[Collected data entries]
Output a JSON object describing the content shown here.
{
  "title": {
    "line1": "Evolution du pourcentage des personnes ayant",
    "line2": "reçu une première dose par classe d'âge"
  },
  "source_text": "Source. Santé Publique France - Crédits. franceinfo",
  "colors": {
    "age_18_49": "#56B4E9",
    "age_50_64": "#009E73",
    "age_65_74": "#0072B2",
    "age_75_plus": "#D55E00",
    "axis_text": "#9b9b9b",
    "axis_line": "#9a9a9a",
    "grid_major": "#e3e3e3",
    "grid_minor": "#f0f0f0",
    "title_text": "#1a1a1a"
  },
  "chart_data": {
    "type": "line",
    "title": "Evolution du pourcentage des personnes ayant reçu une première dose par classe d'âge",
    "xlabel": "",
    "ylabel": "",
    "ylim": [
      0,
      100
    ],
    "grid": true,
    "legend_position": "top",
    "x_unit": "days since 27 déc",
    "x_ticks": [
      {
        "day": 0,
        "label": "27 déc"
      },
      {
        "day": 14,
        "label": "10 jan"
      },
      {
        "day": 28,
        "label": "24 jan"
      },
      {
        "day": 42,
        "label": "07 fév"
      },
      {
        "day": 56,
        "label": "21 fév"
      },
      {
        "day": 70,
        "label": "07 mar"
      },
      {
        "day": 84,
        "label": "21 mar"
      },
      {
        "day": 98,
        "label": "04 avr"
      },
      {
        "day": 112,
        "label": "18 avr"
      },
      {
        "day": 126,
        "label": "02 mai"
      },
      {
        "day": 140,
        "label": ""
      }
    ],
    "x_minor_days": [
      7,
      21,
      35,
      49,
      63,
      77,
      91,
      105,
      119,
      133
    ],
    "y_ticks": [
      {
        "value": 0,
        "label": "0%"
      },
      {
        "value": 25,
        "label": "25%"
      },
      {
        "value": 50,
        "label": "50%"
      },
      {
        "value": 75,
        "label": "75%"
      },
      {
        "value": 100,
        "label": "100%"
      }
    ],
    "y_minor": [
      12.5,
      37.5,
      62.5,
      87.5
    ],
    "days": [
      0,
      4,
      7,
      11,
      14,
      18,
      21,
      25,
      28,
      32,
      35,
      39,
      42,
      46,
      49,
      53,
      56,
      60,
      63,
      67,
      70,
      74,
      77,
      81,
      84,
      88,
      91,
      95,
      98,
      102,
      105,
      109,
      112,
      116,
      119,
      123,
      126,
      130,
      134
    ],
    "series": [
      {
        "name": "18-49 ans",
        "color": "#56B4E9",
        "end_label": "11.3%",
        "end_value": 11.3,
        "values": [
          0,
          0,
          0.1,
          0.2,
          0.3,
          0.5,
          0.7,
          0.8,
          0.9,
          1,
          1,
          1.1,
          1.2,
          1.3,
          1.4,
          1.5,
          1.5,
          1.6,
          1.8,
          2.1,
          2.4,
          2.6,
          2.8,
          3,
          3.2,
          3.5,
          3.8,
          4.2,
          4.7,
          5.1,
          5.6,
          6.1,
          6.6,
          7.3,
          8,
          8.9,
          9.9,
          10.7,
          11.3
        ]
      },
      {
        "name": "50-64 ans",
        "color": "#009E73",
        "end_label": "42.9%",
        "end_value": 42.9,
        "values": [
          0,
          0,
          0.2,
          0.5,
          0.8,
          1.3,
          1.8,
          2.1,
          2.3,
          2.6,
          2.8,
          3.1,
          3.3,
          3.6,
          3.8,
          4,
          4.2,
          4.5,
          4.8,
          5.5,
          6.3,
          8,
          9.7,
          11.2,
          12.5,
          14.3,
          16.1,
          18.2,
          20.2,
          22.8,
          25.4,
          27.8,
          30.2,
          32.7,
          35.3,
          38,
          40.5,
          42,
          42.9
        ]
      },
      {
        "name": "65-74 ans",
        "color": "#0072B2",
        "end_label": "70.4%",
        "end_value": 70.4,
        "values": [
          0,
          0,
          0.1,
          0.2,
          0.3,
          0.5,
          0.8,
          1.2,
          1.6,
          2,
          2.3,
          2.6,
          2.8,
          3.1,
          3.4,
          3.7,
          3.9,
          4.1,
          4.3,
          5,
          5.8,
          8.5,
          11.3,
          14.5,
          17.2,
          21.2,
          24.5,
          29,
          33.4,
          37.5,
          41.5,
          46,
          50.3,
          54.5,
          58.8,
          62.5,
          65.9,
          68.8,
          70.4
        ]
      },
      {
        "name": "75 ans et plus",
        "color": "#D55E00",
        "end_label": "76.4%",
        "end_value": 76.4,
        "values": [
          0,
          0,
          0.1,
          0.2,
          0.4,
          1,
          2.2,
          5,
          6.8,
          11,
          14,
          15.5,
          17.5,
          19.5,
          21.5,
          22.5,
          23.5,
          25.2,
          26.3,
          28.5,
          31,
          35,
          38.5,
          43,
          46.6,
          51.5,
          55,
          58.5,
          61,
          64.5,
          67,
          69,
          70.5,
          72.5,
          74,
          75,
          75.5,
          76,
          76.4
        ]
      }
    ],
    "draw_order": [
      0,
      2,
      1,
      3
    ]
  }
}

■ TO BE DONE
Write down every line of the data exactly as it appears above.

■ PROBLEM SOLUTION
Output a JSON object describing the content shown here.
{
  "title": {
    "line1": "Evolution du pourcentage des personnes ayant",
    "line2": "reçu une première dose par classe d'âge"
  },
  "source_text": "Source. Santé Publique France - Crédits. franceinfo",
  "colors": {
    "age_18_49": "#56B4E9",
    "age_50_64": "#009E73",
    "age_65_74": "#0072B2",
    "age_75_plus": "#D55E00",
    "axis_text": "#9b9b9b",
    "axis_line": "#9a9a9a",
    "grid_major": "#e3e3e3",
    "grid_minor": "#f0f0f0",
    "title_text": "#1a1a1a"
  },
  "chart_data": {
    "type": "line",
    "title": "Evolution du pourcentage des personnes ayant reçu une première dose par classe d'âge",
    "xlabel": "",
    "ylabel": "",
    "ylim": [
      0,
      100
    ],
    "grid": true,
    "legend_position": "top",
    "x_unit": "days since 27 déc",
    "x_ticks": [
      {
        "day": 0,
        "label": "27 déc"
      },
      {
        "day": 14,
        "label": "10 jan"
      },
      {
        "day": 28,
        "label": "24 jan"
      },
      {
        "day": 42,
        "label": "07 fév"
      },
      {
        "day": 56,
        "label": "21 fév"
      },
      {
        "day": 70,
        "label": "07 mar"
      },
      {
        "day": 84,
        "label": "21 mar"
      },
      {
        "day": 98,
        "label": "04 avr"
      },
      {
        "day": 112,
        "label": "18 avr"
      },
      {
        "day": 126,
        "label": "02 mai"
      },
      {
        "day": 140,
        "label": ""
      }
    ],
    "x_minor_days": [
      7,
      21,
      35,
      49,
      63,
      77,
      91,
      105,
      119,
      133
    ],
    "y_ticks": [
      {
        "value": 0,
        "label": "0%"
      },
      {
        "value": 25,
        "label": "25%"
      },
      {
        "value": 50,
        "label": "50%"
      },
      {
        "value": 75,
        "label": "75%"
      },
      {
        "value": 100,
        "label": "100%"
      }
    ],
    "y_minor": [
      12.5,
      37.5,
      62.5,
      87.5
    ],
    "days": [
      0,
      4,
      7,
      11,
      14,
      18,
      21,
      25,
      28,
      32,
      35,
      39,
      42,
      46,
      49,
      53,
      56,
      60,
      63,
      67,
      70,
      74,
      77,
      81,
      84,
      88,
      91,
      95,
      98,
      102,
      105,
      109,
      112,
      116,
      119,
      123,
      126,
      130,
      134
    ],
    "series": [
      {
        "name": "18-49 ans",
        "color": "#56B4E9",
        "end_label": "11.3%",
        "end_value": 11.3,
        "values": [
          0,
          0,
          0.1,
          0.2,
          0.3,
          0.5,
          0.7,
          0.8,
          0.9,
          1,
          1,
          1.1,
          1.2,
          1.3,
          1.4,
          1.5,
          1.5,
          1.6,
          1.8,
          2.1,
          2.4,
          2.6,
          2.8,
          3,
          3.2,
          3.5,
          3.8,
          4.2,
          4.7,
          5.1,
          5.6,
          6.1,
          6.6,
          7.3,
          8,
          8.9,
          9.9,
          10.7,
          11.3
        ]
      },
      {
        "name": "50-64 ans",
        "color": "#009E73",
        "end_label": "42.9%",
        "end_value": 42.9,
        "values": [
          0,
          0,
          0.2,
          0.5,
          0.8,
          1.3,
          1.8,
          2.1,
          2.3,
          2.6,
          2.8,
          3.1,
          3.3,
          3.6,
          3.8,
          4,
          4.2,
          4.5,
          4.8,
          5.5,
          6.3,
          8,
          9.7,
          11.2,
          12.5,
          14.3,
          16.1,
          18.2,
          20.2,
          22.8,
          25.4,
          27.8,
          30.2,
          32.7,
          35.3,
          38,
          40.5,
          42,
          42.9
        ]
      },
      {
        "name": "65-74 ans",
        "color": "#0072B2",
        "end_label": "70.4%",
        "end_value": 70.4,
        "values": [
          0,
          0,
          0.1,
          0.2,
          0.3,
          0.5,
          0.8,
          1.2,
          1.6,
          2,
          2.3,
          2.6,
          2.8,
          3.1,
          3.4,
          3.7,
          3.9,
          4.1,
          4.3,
          5,
          5.8,
          8.5,
          11.3,
          14.5,
          17.2,
          21.2,
          24.5,
          29,
          33.4,
          37.5,
          41.5,
          46,
          50.3,
          54.5,
          58.8,
          62.5,
          65.9,
          68.8,
          70.4
        ]
      },
      {
        "name": "75 ans et plus",
        "color": "#D55E00",
        "end_label": "76.4%",
        "end_value": 76.4,
        "values": [
          0,
          0,
          0.1,
          0.2,
          0.4,
          1,
          2.2,
          5,
          6.8,
          11,
          14,
          15.5,
          17.5,
          19.5,
          21.5,
          22.5,
          23.5,
          25.2,
          26.3,
          28.5,
          31,
          35,
          38.5,
          43,
          46.6,
          51.5,
          55,
          58.5,
          61,
          64.5,
          67,
          69,
          70.5,
          72.5,
          74,
          75,
          75.5,
          76,
          76.4
        ]
      }
    ],
    "draw_order": [
      0,
      2,
      1,
      3
    ]
  }
}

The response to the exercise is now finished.